■ THE EXERCISE:
Pick out each line below containing "this".

[Dataset items]
--- begin ---

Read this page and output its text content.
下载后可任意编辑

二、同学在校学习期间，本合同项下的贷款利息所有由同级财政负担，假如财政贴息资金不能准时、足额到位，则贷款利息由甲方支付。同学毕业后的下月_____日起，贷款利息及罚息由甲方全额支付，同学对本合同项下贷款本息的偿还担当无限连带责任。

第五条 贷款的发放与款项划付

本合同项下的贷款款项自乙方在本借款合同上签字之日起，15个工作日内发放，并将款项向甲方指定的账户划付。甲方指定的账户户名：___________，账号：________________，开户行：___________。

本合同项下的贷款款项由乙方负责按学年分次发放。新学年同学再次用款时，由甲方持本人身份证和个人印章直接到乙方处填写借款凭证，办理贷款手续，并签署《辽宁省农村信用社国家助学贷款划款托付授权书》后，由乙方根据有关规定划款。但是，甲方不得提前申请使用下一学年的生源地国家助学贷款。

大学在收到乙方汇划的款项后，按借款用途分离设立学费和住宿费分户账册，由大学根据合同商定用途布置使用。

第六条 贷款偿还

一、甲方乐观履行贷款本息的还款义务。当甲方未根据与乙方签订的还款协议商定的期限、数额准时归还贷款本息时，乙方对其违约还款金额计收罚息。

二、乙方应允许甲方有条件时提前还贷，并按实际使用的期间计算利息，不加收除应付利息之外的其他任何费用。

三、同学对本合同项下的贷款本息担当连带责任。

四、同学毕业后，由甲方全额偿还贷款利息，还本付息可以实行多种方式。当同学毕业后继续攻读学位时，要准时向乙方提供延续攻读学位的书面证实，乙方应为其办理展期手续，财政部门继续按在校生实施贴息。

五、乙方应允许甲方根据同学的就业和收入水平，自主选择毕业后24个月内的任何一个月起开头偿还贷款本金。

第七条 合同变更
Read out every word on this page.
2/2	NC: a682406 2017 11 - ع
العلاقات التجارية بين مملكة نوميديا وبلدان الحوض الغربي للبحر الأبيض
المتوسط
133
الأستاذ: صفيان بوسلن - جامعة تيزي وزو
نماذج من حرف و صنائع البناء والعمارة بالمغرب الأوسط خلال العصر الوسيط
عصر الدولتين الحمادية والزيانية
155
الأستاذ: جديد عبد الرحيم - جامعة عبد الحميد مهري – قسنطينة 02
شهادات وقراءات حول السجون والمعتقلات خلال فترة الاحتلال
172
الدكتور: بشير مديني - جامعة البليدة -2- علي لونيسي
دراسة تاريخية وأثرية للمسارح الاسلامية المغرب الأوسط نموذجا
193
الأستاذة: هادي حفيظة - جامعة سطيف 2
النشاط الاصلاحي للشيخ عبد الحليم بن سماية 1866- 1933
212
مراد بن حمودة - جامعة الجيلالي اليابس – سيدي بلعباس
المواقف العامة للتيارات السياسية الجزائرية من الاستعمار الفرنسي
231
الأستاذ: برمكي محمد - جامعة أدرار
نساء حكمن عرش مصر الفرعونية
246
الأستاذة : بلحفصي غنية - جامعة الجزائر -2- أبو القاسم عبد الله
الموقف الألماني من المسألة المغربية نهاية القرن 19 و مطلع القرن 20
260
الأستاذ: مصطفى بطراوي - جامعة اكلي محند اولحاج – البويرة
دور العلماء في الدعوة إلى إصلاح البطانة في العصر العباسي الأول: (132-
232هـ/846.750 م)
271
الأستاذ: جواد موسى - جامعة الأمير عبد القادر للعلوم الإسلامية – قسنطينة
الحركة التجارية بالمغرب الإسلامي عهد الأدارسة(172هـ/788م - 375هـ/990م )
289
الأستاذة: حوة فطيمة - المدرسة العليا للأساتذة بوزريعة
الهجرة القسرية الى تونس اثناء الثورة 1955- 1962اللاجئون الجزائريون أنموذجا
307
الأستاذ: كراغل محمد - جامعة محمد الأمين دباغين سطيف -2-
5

--- end ---

■ WRITTEN RESPONSE:
Read this page and output its text content.
Read out every word on this page.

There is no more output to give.